Given instruction ▸ Would you copy out the whole listing exactly as given?
Start of Exercise materials
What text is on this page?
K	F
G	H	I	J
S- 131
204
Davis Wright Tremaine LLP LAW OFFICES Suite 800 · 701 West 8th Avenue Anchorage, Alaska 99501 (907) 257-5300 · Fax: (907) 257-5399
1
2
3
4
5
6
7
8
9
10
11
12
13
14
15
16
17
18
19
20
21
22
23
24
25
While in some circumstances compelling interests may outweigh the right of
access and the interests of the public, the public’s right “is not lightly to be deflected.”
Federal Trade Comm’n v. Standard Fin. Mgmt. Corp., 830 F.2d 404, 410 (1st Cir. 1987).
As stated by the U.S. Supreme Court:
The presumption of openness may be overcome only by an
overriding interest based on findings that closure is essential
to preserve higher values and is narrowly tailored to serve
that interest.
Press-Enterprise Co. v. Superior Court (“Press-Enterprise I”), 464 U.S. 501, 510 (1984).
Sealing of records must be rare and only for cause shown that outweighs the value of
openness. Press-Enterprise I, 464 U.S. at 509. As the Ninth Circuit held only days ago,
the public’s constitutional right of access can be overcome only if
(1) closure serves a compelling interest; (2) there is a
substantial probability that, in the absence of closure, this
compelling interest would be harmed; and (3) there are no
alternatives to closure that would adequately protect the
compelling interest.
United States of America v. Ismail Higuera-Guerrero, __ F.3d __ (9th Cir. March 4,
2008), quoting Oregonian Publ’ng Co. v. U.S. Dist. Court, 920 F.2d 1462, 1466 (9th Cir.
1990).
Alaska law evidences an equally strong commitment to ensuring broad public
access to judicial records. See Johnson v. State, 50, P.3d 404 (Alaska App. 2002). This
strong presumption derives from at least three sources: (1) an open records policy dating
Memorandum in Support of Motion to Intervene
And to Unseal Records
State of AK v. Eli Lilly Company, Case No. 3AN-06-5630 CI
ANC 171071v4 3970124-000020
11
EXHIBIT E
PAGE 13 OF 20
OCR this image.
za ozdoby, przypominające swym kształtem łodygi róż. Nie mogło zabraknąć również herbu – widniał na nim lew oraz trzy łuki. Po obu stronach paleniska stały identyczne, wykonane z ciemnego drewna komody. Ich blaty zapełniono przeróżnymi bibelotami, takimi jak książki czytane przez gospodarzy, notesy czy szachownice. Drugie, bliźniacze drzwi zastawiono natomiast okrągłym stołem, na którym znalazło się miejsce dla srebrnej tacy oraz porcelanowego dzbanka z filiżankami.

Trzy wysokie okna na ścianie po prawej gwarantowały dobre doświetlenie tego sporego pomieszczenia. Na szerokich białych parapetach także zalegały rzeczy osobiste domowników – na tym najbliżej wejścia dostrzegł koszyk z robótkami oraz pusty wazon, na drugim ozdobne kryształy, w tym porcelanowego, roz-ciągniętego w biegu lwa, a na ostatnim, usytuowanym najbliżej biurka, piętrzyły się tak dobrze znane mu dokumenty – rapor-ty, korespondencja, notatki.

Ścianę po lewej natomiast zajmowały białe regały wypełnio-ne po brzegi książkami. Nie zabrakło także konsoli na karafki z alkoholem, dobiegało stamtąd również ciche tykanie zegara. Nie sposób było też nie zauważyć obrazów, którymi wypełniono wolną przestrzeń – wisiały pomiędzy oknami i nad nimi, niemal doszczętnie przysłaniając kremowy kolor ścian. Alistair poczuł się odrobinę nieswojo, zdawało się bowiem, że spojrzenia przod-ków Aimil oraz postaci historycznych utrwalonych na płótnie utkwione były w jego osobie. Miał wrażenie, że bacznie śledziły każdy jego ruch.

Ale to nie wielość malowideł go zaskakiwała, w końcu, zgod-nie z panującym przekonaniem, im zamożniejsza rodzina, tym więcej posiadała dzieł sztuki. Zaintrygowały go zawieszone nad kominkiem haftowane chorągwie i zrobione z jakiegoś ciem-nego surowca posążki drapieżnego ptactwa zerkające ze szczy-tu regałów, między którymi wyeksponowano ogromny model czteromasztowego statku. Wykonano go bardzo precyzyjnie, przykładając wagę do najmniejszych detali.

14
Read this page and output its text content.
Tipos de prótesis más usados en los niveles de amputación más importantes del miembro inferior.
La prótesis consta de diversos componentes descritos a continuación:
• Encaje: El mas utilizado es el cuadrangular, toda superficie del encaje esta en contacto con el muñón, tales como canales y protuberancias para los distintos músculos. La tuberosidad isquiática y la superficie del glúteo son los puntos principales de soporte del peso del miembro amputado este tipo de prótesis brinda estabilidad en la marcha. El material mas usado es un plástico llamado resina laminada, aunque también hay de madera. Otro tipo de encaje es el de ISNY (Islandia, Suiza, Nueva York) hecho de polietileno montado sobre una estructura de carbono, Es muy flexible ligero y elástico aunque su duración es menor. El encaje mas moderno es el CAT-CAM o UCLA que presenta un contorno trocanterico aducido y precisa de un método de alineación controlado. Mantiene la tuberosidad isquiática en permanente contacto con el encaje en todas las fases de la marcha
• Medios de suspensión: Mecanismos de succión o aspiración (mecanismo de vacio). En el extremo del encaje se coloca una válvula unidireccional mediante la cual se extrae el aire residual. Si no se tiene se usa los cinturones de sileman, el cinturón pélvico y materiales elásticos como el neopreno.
End of Exercise materials
Response ▸
What text is on this page?
K	F
G	H	I	J
S- 131
204
Davis Wright Tremaine LLP LAW OFFICES Suite 800 · 701 West 8th Avenue Anchorage, Alaska 99501 (907) 257-5300 · Fax: (907) 257-5399
1
2
3
4
5
6
7
8
9
10
11
12
13
14
15
16
17
18
19
20
21
22
23
24
25
While in some circumstances compelling interests may outweigh the right of
access and the interests of the public, the public’s right “is not lightly to be deflected.”
Federal Trade Comm’n v. Standard Fin. Mgmt. Corp., 830 F.2d 404, 410 (1st Cir. 1987).
As stated by the U.S. Supreme Court:
The presumption of openness may be overcome only by an
overriding interest based on findings that closure is essential
to preserve higher values and is narrowly tailored to serve
that interest.
Press-Enterprise Co. v. Superior Court (“Press-Enterprise I”), 464 U.S. 501, 510 (1984).
Sealing of records must be rare and only for cause shown that outweighs the value of
openness. Press-Enterprise I, 464 U.S. at 509. As the Ninth Circuit held only days ago,
the public’s constitutional right of access can be overcome only if
(1) closure serves a compelling interest; (2) there is a
substantial probability that, in the absence of closure, this
compelling interest would be harmed; and (3) there are no
alternatives to closure that would adequately protect the
compelling interest.
United States of America v. Ismail Higuera-Guerrero, __ F.3d __ (9th Cir. March 4,
2008), quoting Oregonian Publ’ng Co. v. U.S. Dist. Court, 920 F.2d 1462, 1466 (9th Cir.
1990).
Alaska law evidences an equally strong commitment to ensuring broad public
access to judicial records. See Johnson v. State, 50, P.3d 404 (Alaska App. 2002). This
strong presumption derives from at least three sources: (1) an open records policy dating
Memorandum in Support of Motion to Intervene
And to Unseal Records
State of AK v. Eli Lilly Company, Case No. 3AN-06-5630 CI
ANC 171071v4 3970124-000020
11
EXHIBIT E
PAGE 13 OF 20
OCR this image.
za ozdoby, przypominające swym kształtem łodygi róż. Nie mogło zabraknąć również herbu – widniał na nim lew oraz trzy łuki. Po obu stronach paleniska stały identyczne, wykonane z ciemnego drewna komody. Ich blaty zapełniono przeróżnymi bibelotami, takimi jak książki czytane przez gospodarzy, notesy czy szachownice. Drugie, bliźniacze drzwi zastawiono natomiast okrągłym stołem, na którym znalazło się miejsce dla srebrnej tacy oraz porcelanowego dzbanka z filiżankami.

Trzy wysokie okna na ścianie po prawej gwarantowały dobre doświetlenie tego sporego pomieszczenia. Na szerokich białych parapetach także zalegały rzeczy osobiste domowników – na tym najbliżej wejścia dostrzegł koszyk z robótkami oraz pusty wazon, na drugim ozdobne kryształy, w tym porcelanowego, roz-ciągniętego w biegu lwa, a na ostatnim, usytuowanym najbliżej biurka, piętrzyły się tak dobrze znane mu dokumenty – rapor-ty, korespondencja, notatki.

Ścianę po lewej natomiast zajmowały białe regały wypełnio-ne po brzegi książkami. Nie zabrakło także konsoli na karafki z alkoholem, dobiegało stamtąd również ciche tykanie zegara. Nie sposób było też nie zauważyć obrazów, którymi wypełniono wolną przestrzeń – wisiały pomiędzy oknami i nad nimi, niemal doszczętnie przysłaniając kremowy kolor ścian. Alistair poczuł się odrobinę nieswojo, zdawało się bowiem, że spojrzenia przod-ków Aimil oraz postaci historycznych utrwalonych na płótnie utkwione były w jego osobie. Miał wrażenie, że bacznie śledziły każdy jego ruch.

Ale to nie wielość malowideł go zaskakiwała, w końcu, zgod-nie z panującym przekonaniem, im zamożniejsza rodzina, tym więcej posiadała dzieł sztuki. Zaintrygowały go zawieszone nad kominkiem haftowane chorągwie i zrobione z jakiegoś ciem-nego surowca posążki drapieżnego ptactwa zerkające ze szczy-tu regałów, między którymi wyeksponowano ogromny model czteromasztowego statku. Wykonano go bardzo precyzyjnie, przykładając wagę do najmniejszych detali.

14
Read this page and output its text content.
Tipos de prótesis más usados en los niveles de amputación más importantes del miembro inferior.
La prótesis consta de diversos componentes descritos a continuación:
• Encaje: El mas utilizado es el cuadrangular, toda superficie del encaje esta en contacto con el muñón, tales como canales y protuberancias para los distintos músculos. La tuberosidad isquiática y la superficie del glúteo son los puntos principales de soporte del peso del miembro amputado este tipo de prótesis brinda estabilidad en la marcha. El material mas usado es un plástico llamado resina laminada, aunque también hay de madera. Otro tipo de encaje es el de ISNY (Islandia, Suiza, Nueva York) hecho de polietileno montado sobre una estructura de carbono, Es muy flexible ligero y elástico aunque su duración es menor. El encaje mas moderno es el CAT-CAM o UCLA que presenta un contorno trocanterico aducido y precisa de un método de alineación controlado. Mantiene la tuberosidad isquiática en permanente contacto con el encaje en todas las fases de la marcha
• Medios de suspensión: Mecanismos de succión o aspiración (mecanismo de vacio). En el extremo del encaje se coloca una válvula unidireccional mediante la cual se extrae el aire residual. Si no se tiene se usa los cinturones de sileman, el cinturón pélvico y materiales elásticos como el neopreno.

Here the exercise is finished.